Write out the whole listing exactly as it stands.

■ ■ ■

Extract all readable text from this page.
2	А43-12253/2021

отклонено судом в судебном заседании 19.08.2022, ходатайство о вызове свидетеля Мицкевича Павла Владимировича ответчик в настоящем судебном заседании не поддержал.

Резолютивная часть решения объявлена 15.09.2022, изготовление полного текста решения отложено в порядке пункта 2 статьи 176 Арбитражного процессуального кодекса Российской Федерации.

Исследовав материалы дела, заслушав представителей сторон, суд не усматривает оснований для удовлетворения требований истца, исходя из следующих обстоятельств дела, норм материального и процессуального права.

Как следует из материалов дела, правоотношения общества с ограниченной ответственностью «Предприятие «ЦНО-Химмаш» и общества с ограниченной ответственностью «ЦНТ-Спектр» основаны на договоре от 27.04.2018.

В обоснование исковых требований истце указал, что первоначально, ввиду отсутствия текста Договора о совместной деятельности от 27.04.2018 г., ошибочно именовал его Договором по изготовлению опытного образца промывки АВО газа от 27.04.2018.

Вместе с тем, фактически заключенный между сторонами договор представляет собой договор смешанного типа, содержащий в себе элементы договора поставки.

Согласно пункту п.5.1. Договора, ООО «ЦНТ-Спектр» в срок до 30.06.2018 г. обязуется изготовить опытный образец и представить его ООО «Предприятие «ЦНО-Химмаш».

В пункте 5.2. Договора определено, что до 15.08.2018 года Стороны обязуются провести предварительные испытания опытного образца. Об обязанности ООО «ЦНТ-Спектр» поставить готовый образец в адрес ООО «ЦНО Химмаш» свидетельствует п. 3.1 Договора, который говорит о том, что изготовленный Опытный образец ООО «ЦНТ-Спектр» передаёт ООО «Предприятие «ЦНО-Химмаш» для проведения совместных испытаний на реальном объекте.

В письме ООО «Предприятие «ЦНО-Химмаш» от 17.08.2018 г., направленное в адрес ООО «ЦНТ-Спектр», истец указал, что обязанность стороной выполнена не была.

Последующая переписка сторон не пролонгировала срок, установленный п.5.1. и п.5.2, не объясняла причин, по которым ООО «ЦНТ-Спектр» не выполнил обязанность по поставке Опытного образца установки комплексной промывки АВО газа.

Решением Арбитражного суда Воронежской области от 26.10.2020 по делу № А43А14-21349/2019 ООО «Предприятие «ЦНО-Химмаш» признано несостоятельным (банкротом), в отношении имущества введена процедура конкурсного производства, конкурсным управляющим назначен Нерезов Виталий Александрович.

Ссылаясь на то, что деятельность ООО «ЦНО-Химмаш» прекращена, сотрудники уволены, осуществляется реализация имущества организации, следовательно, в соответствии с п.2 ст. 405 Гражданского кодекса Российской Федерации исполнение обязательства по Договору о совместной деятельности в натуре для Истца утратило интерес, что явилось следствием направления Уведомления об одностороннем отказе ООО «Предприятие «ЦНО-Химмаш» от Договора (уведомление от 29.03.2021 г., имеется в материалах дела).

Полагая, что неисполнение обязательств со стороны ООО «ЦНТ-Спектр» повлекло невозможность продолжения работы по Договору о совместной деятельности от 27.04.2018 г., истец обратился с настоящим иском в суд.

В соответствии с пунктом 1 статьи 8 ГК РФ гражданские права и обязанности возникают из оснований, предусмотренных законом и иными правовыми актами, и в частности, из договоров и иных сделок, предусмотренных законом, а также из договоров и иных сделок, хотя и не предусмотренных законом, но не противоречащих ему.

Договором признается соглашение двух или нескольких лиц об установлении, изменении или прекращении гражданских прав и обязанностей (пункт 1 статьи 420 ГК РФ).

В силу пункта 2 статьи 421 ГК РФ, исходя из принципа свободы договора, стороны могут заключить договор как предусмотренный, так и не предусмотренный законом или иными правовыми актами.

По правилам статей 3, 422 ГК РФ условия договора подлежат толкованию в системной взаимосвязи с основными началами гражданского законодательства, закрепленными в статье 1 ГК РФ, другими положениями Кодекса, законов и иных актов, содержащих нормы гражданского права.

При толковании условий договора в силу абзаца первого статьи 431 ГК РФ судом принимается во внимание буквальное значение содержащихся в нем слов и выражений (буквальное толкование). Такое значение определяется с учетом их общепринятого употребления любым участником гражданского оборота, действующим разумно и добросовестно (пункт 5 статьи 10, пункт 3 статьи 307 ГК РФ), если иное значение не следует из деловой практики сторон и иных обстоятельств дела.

■ ■ ■

» EXERCISE ANSWER:
Extract all readable text from this page.
2	А43-12253/2021

отклонено судом в судебном заседании 19.08.2022, ходатайство о вызове свидетеля Мицкевича Павла Владимировича ответчик в настоящем судебном заседании не поддержал.

Резолютивная часть решения объявлена 15.09.2022, изготовление полного текста решения отложено в порядке пункта 2 статьи 176 Арбитражного процессуального кодекса Российской Федерации.

Исследовав материалы дела, заслушав представителей сторон, суд не усматривает оснований для удовлетворения требований истца, исходя из следующих обстоятельств дела, норм материального и процессуального права.

Как следует из материалов дела, правоотношения общества с ограниченной ответственностью «Предприятие «ЦНО-Химмаш» и общества с ограниченной ответственностью «ЦНТ-Спектр» основаны на договоре от 27.04.2018.

В обоснование исковых требований истце указал, что первоначально, ввиду отсутствия текста Договора о совместной деятельности от 27.04.2018 г., ошибочно именовал его Договором по изготовлению опытного образца промывки АВО газа от 27.04.2018.

Вместе с тем, фактически заключенный между сторонами договор представляет собой договор смешанного типа, содержащий в себе элементы договора поставки.

Согласно пункту п.5.1. Договора, ООО «ЦНТ-Спектр» в срок до 30.06.2018 г. обязуется изготовить опытный образец и представить его ООО «Предприятие «ЦНО-Химмаш».

В пункте 5.2. Договора определено, что до 15.08.2018 года Стороны обязуются провести предварительные испытания опытного образца. Об обязанности ООО «ЦНТ-Спектр» поставить готовый образец в адрес ООО «ЦНО Химмаш» свидетельствует п. 3.1 Договора, который говорит о том, что изготовленный Опытный образец ООО «ЦНТ-Спектр» передаёт ООО «Предприятие «ЦНО-Химмаш» для проведения совместных испытаний на реальном объекте.

В письме ООО «Предприятие «ЦНО-Химмаш» от 17.08.2018 г., направленное в адрес ООО «ЦНТ-Спектр», истец указал, что обязанность стороной выполнена не была.

Последующая переписка сторон не пролонгировала срок, установленный п.5.1. и п.5.2, не объясняла причин, по которым ООО «ЦНТ-Спектр» не выполнил обязанность по поставке Опытного образца установки комплексной промывки АВО газа.

Решением Арбитражного суда Воронежской области от 26.10.2020 по делу № А43А14-21349/2019 ООО «Предприятие «ЦНО-Химмаш» признано несостоятельным (банкротом), в отношении имущества введена процедура конкурсного производства, конкурсным управляющим назначен Нерезов Виталий Александрович.

Ссылаясь на то, что деятельность ООО «ЦНО-Химмаш» прекращена, сотрудники уволены, осуществляется реализация имущества организации, следовательно, в соответствии с п.2 ст. 405 Гражданского кодекса Российской Федерации исполнение обязательства по Договору о совместной деятельности в натуре для Истца утратило интерес, что явилось следствием направления Уведомления об одностороннем отказе ООО «Предприятие «ЦНО-Химмаш» от Договора (уведомление от 29.03.2021 г., имеется в материалах дела).

Полагая, что неисполнение обязательств со стороны ООО «ЦНТ-Спектр» повлекло невозможность продолжения работы по Договору о совместной деятельности от 27.04.2018 г., истец обратился с настоящим иском в суд.

В соответствии с пунктом 1 статьи 8 ГК РФ гражданские права и обязанности возникают из оснований, предусмотренных законом и иными правовыми актами, и в частности, из договоров и иных сделок, предусмотренных законом, а также из договоров и иных сделок, хотя и не предусмотренных законом, но не противоречащих ему.

Договором признается соглашение двух или нескольких лиц об установлении, изменении или прекращении гражданских прав и обязанностей (пункт 1 статьи 420 ГК РФ).

В силу пункта 2 статьи 421 ГК РФ, исходя из принципа свободы договора, стороны могут заключить договор как предусмотренный, так и не предусмотренный законом или иными правовыми актами.

По правилам статей 3, 422 ГК РФ условия договора подлежат толкованию в системной взаимосвязи с основными началами гражданского законодательства, закрепленными в статье 1 ГК РФ, другими положениями Кодекса, законов и иных актов, содержащих нормы гражданского права.

При толковании условий договора в силу абзаца первого статьи 431 ГК РФ судом принимается во внимание буквальное значение содержащихся в нем слов и выражений (буквальное толкование). Такое значение определяется с учетом их общепринятого употребления любым участником гражданского оборота, действующим разумно и добросовестно (пункт 5 статьи 10, пункт 3 статьи 307 ГК РФ), если иное значение не следует из деловой практики сторон и иных обстоятельств дела.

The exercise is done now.